> **Short problem**
Your copy of the material must match it exactly, except that pictures are dropped.

> **Data for this exercise**

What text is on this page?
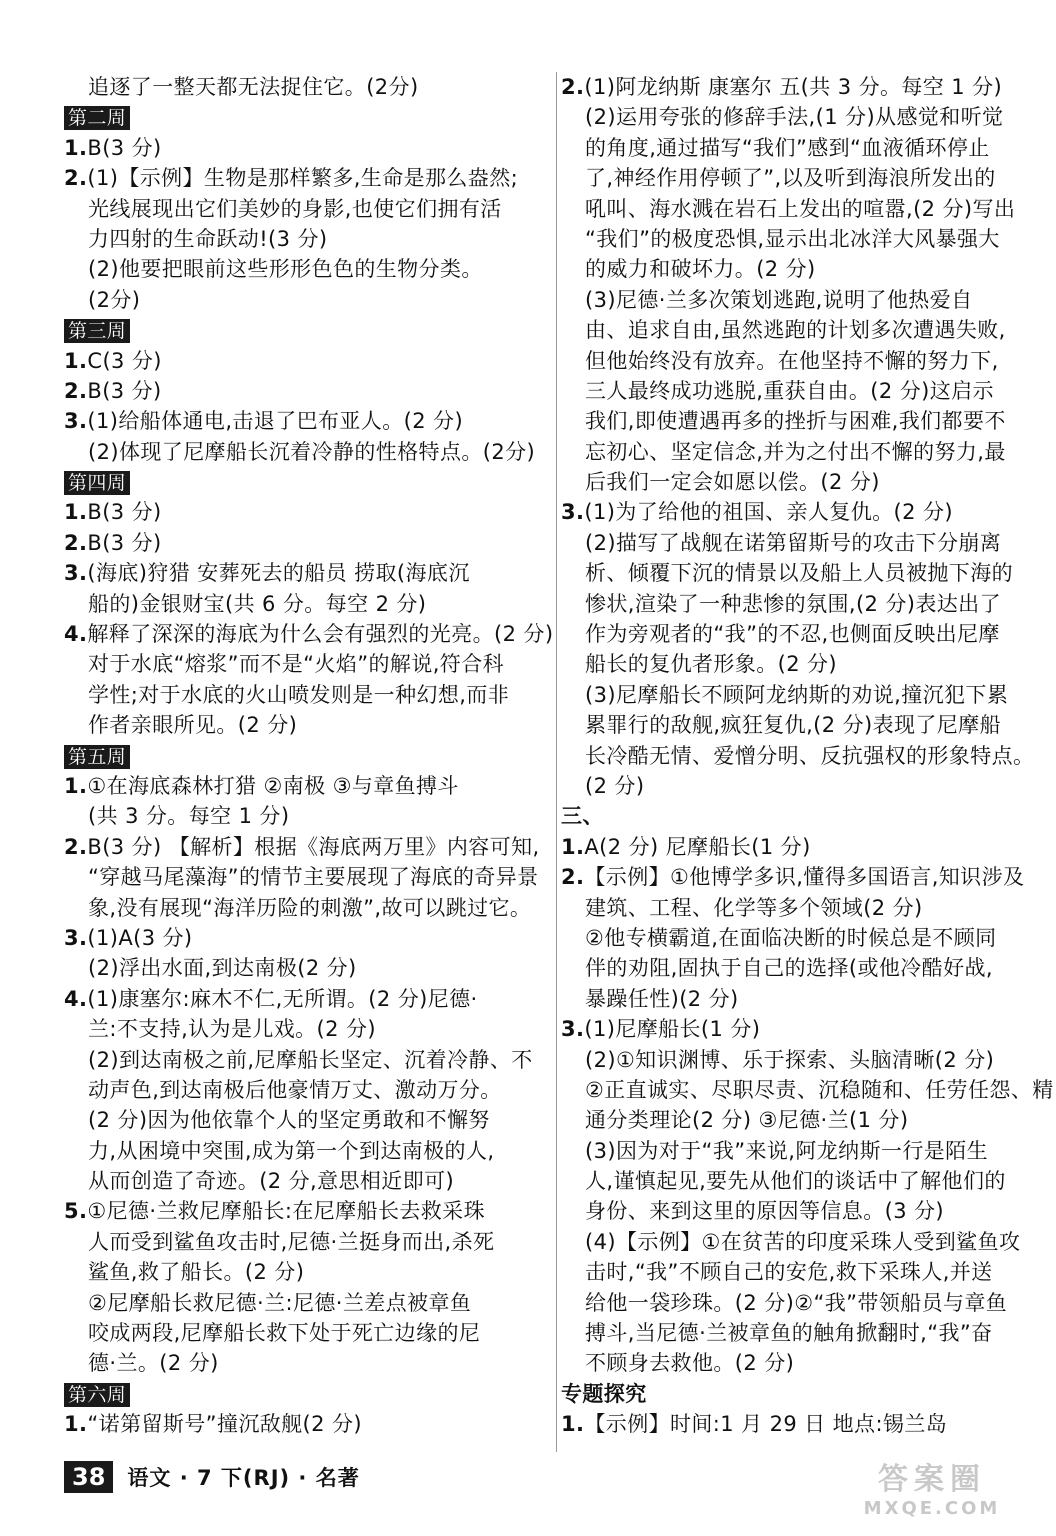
追逐了一整天都无法捉住它。(2分)
第二周
1.B(3 分)
2.(1)【示例】生物是那样繁多,生命是那么盎然;
光线展现出它们美妙的身影,也使它们拥有活
力四射的生命跃动!(3 分)
(2)他要把眼前这些形形色色的生物分类。
(2分)
第三周
1.C(3 分)
2.B(3 分)
3.(1)给船体通电,击退了巴布亚人。(2 分)
(2)体现了尼摩船长沉着冷静的性格特点。(2分)
第四周
1.B(3 分)
2.B(3 分)
3.(海底)狩猎 安葬死去的船员 捞取(海底沉
船的)金银财宝(共 6 分。每空 2 分)
4.解释了深深的海底为什么会有强烈的光亮。(2 分)
对于水底“熔浆”而不是“火焰”的解说,符合科
学性;对于水底的火山喷发则是一种幻想,而非
作者亲眼所见。(2 分)
第五周
1.①在海底森林打猎 ②南极 ③与章鱼搏斗
(共 3 分。每空 1 分)
2.B(3 分) 【解析】根据《海底两万里》内容可知,
“穿越马尾藻海”的情节主要展现了海底的奇异景
象,没有展现“海洋历险的刺激”,故可以跳过它。
3.(1)A(3 分)
(2)浮出水面,到达南极(2 分)
4.(1)康塞尔:麻木不仁,无所谓。(2 分)尼德·
兰:不支持,认为是儿戏。(2 分)
(2)到达南极之前,尼摩船长坚定、沉着冷静、不
动声色,到达南极后他豪情万丈、激动万分。
(2 分)因为他依靠个人的坚定勇敢和不懈努
力,从困境中突围,成为第一个到达南极的人,
从而创造了奇迹。(2 分,意思相近即可)
5.①尼德·兰救尼摩船长:在尼摩船长去救采珠
人而受到鲨鱼攻击时,尼德·兰挺身而出,杀死
鲨鱼,救了船长。(2 分)
②尼摩船长救尼德·兰:尼德·兰差点被章鱼
咬成两段,尼摩船长救下处于死亡边缘的尼
德·兰。(2 分)
第六周
1.“诺第留斯号”撞沉敌舰(2 分)
2.(1)阿龙纳斯 康塞尔 五(共 3 分。每空 1 分)
(2)运用夸张的修辞手法,(1 分)从感觉和听觉
的角度,通过描写“我们”感到“血液循环停止
了,神经作用停顿了”,以及听到海浪所发出的
吼叫、海水溅在岩石上发出的喧嚣,(2 分)写出
“我们”的极度恐惧,显示出北冰洋大风暴强大
的威力和破坏力。(2 分)
(3)尼德·兰多次策划逃跑,说明了他热爱自
由、追求自由,虽然逃跑的计划多次遭遇失败,
但他始终没有放弃。在他坚持不懈的努力下,
三人最终成功逃脱,重获自由。(2 分)这启示
我们,即使遭遇再多的挫折与困难,我们都要不
忘初心、坚定信念,并为之付出不懈的努力,最
后我们一定会如愿以偿。(2 分)
3.(1)为了给他的祖国、亲人复仇。(2 分)
(2)描写了战舰在诺第留斯号的攻击下分崩离
析、倾覆下沉的情景以及船上人员被抛下海的
惨状,渲染了一种悲惨的氛围,(2 分)表达出了
作为旁观者的“我”的不忍,也侧面反映出尼摩
船长的复仇者形象。(2 分)
(3)尼摩船长不顾阿龙纳斯的劝说,撞沉犯下累
累罪行的敌舰,疯狂复仇,(2 分)表现了尼摩船
长冷酷无情、爱憎分明、反抗强权的形象特点。
(2 分)
三、
1.A(2 分) 尼摩船长(1 分)
2.【示例】①他博学多识,懂得多国语言,知识涉及
建筑、工程、化学等多个领域(2 分)
②他专横霸道,在面临决断的时候总是不顾同
伴的劝阻,固执于自己的选择(或他冷酷好战,
暴躁任性)(2 分)
3.(1)尼摩船长(1 分)
(2)①知识渊博、乐于探索、头脑清晰(2 分)
②正直诚实、尽职尽责、沉稳随和、任劳任怨、精
通分类理论(2 分) ③尼德·兰(1 分)
(3)因为对于“我”来说,阿龙纳斯一行是陌生
人,谨慎起见,要先从他们的谈话中了解他们的
身份、来到这里的原因等信息。(3 分)
(4)【示例】①在贫苦的印度采珠人受到鲨鱼攻
击时,“我”不顾自己的安危,救下采珠人,并送
给他一袋珍珠。(2 分)②“我”带领船员与章鱼
搏斗,当尼德·兰被章鱼的触角掀翻时,“我”奋
不顾身去救他。(2 分)
专题探究
1.【示例】时间:1 月 29 日 地点:锡兰岛
38	语文 · 7 下(RJ) · 名著	答案圈
MXQE.COM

> **Final result**
What text is on this page?
追逐了一整天都无法捉住它。(2分)
第二周
1.B(3 分)
2.(1)【示例】生物是那样繁多,生命是那么盎然;
光线展现出它们美妙的身影,也使它们拥有活
力四射的生命跃动!(3 分)
(2)他要把眼前这些形形色色的生物分类。
(2分)
第三周
1.C(3 分)
2.B(3 分)
3.(1)给船体通电,击退了巴布亚人。(2 分)
(2)体现了尼摩船长沉着冷静的性格特点。(2分)
第四周
1.B(3 分)
2.B(3 分)
3.(海底)狩猎 安葬死去的船员 捞取(海底沉
船的)金银财宝(共 6 分。每空 2 分)
4.解释了深深的海底为什么会有强烈的光亮。(2 分)
对于水底“熔浆”而不是“火焰”的解说,符合科
学性;对于水底的火山喷发则是一种幻想,而非
作者亲眼所见。(2 分)
第五周
1.①在海底森林打猎 ②南极 ③与章鱼搏斗
(共 3 分。每空 1 分)
2.B(3 分) 【解析】根据《海底两万里》内容可知,
“穿越马尾藻海”的情节主要展现了海底的奇异景
象,没有展现“海洋历险的刺激”,故可以跳过它。
3.(1)A(3 分)
(2)浮出水面,到达南极(2 分)
4.(1)康塞尔:麻木不仁,无所谓。(2 分)尼德·
兰:不支持,认为是儿戏。(2 分)
(2)到达南极之前,尼摩船长坚定、沉着冷静、不
动声色,到达南极后他豪情万丈、激动万分。
(2 分)因为他依靠个人的坚定勇敢和不懈努
力,从困境中突围,成为第一个到达南极的人,
从而创造了奇迹。(2 分,意思相近即可)
5.①尼德·兰救尼摩船长:在尼摩船长去救采珠
人而受到鲨鱼攻击时,尼德·兰挺身而出,杀死
鲨鱼,救了船长。(2 分)
②尼摩船长救尼德·兰:尼德·兰差点被章鱼
咬成两段,尼摩船长救下处于死亡边缘的尼
德·兰。(2 分)
第六周
1.“诺第留斯号”撞沉敌舰(2 分)
2.(1)阿龙纳斯 康塞尔 五(共 3 分。每空 1 分)
(2)运用夸张的修辞手法,(1 分)从感觉和听觉
的角度,通过描写“我们”感到“血液循环停止
了,神经作用停顿了”,以及听到海浪所发出的
吼叫、海水溅在岩石上发出的喧嚣,(2 分)写出
“我们”的极度恐惧,显示出北冰洋大风暴强大
的威力和破坏力。(2 分)
(3)尼德·兰多次策划逃跑,说明了他热爱自
由、追求自由,虽然逃跑的计划多次遭遇失败,
但他始终没有放弃。在他坚持不懈的努力下,
三人最终成功逃脱,重获自由。(2 分)这启示
我们,即使遭遇再多的挫折与困难,我们都要不
忘初心、坚定信念,并为之付出不懈的努力,最
后我们一定会如愿以偿。(2 分)
3.(1)为了给他的祖国、亲人复仇。(2 分)
(2)描写了战舰在诺第留斯号的攻击下分崩离
析、倾覆下沉的情景以及船上人员被抛下海的
惨状,渲染了一种悲惨的氛围,(2 分)表达出了
作为旁观者的“我”的不忍,也侧面反映出尼摩
船长的复仇者形象。(2 分)
(3)尼摩船长不顾阿龙纳斯的劝说,撞沉犯下累
累罪行的敌舰,疯狂复仇,(2 分)表现了尼摩船
长冷酷无情、爱憎分明、反抗强权的形象特点。
(2 分)
三、
1.A(2 分) 尼摩船长(1 分)
2.【示例】①他博学多识,懂得多国语言,知识涉及
建筑、工程、化学等多个领域(2 分)
②他专横霸道,在面临决断的时候总是不顾同
伴的劝阻,固执于自己的选择(或他冷酷好战,
暴躁任性)(2 分)
3.(1)尼摩船长(1 分)
(2)①知识渊博、乐于探索、头脑清晰(2 分)
②正直诚实、尽职尽责、沉稳随和、任劳任怨、精
通分类理论(2 分) ③尼德·兰(1 分)
(3)因为对于“我”来说,阿龙纳斯一行是陌生
人,谨慎起见,要先从他们的谈话中了解他们的
身份、来到这里的原因等信息。(3 分)
(4)【示例】①在贫苦的印度采珠人受到鲨鱼攻
击时,“我”不顾自己的安危,救下采珠人,并送
给他一袋珍珠。(2 分)②“我”带领船员与章鱼
搏斗,当尼德·兰被章鱼的触角掀翻时,“我”奋
不顾身去救他。(2 分)
专题探究
1.【示例】时间:1 月 29 日 地点:锡兰岛
38	语文 · 7 下(RJ) · 名著	答案圈
MXQE.COM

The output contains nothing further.